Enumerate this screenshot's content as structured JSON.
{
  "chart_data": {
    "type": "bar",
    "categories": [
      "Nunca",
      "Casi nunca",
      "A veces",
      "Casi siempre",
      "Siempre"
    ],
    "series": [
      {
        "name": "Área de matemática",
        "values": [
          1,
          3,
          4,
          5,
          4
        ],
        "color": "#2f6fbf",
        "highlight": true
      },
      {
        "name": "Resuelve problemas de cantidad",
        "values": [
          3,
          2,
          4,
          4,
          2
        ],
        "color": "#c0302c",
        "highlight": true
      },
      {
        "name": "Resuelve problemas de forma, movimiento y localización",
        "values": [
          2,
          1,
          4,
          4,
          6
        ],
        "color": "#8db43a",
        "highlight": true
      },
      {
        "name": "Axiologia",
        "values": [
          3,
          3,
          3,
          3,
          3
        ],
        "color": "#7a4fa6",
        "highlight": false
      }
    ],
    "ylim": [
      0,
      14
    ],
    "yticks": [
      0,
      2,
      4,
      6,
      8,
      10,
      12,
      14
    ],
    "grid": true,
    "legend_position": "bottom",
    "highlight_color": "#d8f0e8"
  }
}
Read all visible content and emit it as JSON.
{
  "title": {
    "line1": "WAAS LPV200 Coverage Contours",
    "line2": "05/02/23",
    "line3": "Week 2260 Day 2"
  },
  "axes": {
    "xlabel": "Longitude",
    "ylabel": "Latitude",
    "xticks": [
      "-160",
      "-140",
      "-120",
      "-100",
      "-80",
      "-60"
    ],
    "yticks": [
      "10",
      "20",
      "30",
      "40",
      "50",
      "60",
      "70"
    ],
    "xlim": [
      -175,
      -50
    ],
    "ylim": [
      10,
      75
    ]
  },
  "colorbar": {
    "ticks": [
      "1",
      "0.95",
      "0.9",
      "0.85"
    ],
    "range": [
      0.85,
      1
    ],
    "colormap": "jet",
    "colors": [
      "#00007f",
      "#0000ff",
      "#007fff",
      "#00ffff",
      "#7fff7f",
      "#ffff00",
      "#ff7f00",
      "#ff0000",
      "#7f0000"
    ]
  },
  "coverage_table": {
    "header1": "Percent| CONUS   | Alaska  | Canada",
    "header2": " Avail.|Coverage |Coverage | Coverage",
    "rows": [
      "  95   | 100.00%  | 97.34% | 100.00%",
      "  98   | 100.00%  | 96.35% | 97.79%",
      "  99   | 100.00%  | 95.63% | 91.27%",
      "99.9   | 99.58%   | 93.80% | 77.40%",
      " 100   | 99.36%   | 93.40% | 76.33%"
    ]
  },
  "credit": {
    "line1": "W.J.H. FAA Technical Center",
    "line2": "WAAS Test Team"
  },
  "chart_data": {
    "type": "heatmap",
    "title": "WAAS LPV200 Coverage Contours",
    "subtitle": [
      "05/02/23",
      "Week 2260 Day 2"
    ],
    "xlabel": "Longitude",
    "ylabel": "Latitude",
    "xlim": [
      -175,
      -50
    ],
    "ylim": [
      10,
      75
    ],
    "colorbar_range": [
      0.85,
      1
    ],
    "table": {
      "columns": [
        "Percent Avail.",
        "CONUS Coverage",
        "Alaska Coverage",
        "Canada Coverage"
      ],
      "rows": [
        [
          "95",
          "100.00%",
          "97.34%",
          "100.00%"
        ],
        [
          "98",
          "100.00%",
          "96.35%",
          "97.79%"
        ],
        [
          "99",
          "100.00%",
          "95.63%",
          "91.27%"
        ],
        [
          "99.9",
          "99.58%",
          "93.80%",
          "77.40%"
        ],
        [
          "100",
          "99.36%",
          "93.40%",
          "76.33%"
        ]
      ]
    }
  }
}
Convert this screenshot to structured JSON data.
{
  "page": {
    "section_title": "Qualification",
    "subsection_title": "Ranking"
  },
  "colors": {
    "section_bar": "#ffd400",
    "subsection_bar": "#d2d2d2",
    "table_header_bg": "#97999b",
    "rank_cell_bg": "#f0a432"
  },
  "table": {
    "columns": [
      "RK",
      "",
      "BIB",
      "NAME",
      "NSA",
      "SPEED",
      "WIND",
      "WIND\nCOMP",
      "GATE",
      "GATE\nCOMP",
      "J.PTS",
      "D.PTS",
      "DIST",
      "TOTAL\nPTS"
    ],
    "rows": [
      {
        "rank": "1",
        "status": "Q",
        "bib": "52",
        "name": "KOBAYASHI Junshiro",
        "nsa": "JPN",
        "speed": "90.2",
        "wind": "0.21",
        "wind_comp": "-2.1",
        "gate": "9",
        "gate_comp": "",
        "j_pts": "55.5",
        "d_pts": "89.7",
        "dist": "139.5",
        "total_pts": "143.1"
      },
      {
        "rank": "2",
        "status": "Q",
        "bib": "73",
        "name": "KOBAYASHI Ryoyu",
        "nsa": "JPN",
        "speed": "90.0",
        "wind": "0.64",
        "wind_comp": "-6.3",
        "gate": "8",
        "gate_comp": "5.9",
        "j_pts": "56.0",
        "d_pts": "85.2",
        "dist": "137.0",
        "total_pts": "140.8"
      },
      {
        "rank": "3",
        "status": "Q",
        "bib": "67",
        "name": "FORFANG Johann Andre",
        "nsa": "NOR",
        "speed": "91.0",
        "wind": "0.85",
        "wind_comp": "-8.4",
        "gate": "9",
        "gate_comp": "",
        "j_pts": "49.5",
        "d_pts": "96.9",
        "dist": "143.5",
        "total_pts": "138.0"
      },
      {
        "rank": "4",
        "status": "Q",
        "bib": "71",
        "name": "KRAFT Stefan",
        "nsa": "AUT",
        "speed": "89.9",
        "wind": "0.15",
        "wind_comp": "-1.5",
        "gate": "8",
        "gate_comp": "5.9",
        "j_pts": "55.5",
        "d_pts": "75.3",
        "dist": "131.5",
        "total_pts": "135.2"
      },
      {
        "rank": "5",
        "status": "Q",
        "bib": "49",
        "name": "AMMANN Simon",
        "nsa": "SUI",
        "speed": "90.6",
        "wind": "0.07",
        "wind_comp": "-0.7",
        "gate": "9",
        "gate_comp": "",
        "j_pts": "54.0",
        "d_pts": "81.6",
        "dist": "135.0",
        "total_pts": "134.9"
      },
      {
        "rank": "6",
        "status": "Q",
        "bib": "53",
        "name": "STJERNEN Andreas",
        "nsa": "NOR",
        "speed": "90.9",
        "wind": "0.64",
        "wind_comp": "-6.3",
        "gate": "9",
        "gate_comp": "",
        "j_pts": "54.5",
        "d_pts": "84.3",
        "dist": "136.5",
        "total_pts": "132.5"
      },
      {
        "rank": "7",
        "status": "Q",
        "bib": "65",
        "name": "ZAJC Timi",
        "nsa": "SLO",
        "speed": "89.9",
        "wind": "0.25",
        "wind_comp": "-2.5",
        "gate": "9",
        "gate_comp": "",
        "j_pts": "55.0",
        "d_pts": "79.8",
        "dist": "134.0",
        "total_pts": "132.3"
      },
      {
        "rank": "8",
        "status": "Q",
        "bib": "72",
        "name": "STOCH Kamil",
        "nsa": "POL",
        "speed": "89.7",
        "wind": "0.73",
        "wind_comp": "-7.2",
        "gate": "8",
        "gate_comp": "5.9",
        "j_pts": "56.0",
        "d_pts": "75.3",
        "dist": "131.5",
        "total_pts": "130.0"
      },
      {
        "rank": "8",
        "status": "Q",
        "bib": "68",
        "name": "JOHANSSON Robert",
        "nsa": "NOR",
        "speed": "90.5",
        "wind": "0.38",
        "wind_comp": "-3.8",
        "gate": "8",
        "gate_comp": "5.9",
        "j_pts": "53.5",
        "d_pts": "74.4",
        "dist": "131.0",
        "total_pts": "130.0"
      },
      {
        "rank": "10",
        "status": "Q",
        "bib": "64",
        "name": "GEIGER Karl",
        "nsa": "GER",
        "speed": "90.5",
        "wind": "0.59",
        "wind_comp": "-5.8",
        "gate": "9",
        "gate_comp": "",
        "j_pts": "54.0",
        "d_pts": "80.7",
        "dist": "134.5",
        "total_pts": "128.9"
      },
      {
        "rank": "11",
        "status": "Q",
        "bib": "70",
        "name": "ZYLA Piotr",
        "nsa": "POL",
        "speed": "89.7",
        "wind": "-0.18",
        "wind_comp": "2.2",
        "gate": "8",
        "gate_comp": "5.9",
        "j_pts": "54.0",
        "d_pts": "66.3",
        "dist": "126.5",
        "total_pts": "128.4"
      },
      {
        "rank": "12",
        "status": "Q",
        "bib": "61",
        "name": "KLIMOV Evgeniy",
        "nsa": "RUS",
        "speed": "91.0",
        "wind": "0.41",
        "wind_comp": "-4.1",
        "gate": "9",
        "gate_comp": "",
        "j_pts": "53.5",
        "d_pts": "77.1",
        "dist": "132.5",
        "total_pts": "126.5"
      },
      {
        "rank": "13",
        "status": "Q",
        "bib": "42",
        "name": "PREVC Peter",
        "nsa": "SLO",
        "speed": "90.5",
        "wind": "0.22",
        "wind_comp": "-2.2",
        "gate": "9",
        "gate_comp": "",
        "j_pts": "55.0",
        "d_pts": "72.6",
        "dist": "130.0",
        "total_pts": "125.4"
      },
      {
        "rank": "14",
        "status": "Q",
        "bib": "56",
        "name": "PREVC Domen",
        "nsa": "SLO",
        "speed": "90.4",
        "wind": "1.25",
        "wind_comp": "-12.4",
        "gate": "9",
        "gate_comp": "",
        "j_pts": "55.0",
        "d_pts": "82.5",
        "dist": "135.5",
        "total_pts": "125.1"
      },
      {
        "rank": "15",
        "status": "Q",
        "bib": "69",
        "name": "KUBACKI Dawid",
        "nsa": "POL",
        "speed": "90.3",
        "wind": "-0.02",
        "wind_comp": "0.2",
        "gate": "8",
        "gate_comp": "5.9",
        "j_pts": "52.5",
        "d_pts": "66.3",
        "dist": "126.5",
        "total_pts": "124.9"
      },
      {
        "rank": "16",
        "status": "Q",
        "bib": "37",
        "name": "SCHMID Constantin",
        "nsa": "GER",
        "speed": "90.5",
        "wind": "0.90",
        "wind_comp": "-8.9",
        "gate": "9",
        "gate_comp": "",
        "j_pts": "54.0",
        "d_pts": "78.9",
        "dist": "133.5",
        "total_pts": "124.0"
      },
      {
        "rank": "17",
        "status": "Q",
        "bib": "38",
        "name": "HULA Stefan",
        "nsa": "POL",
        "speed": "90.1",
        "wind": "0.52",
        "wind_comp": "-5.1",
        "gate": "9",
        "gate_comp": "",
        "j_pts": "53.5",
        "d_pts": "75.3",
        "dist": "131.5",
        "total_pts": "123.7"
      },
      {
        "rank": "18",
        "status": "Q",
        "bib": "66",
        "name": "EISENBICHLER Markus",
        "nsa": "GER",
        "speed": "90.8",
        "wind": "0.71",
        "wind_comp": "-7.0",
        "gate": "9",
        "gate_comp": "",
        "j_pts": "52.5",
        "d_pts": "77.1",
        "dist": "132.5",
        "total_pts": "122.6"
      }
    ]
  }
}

+ + + + +

TASK INSTRUCTIONS: The answer is one number: how many lines of the material above contain "structured".

THE REPLY: 2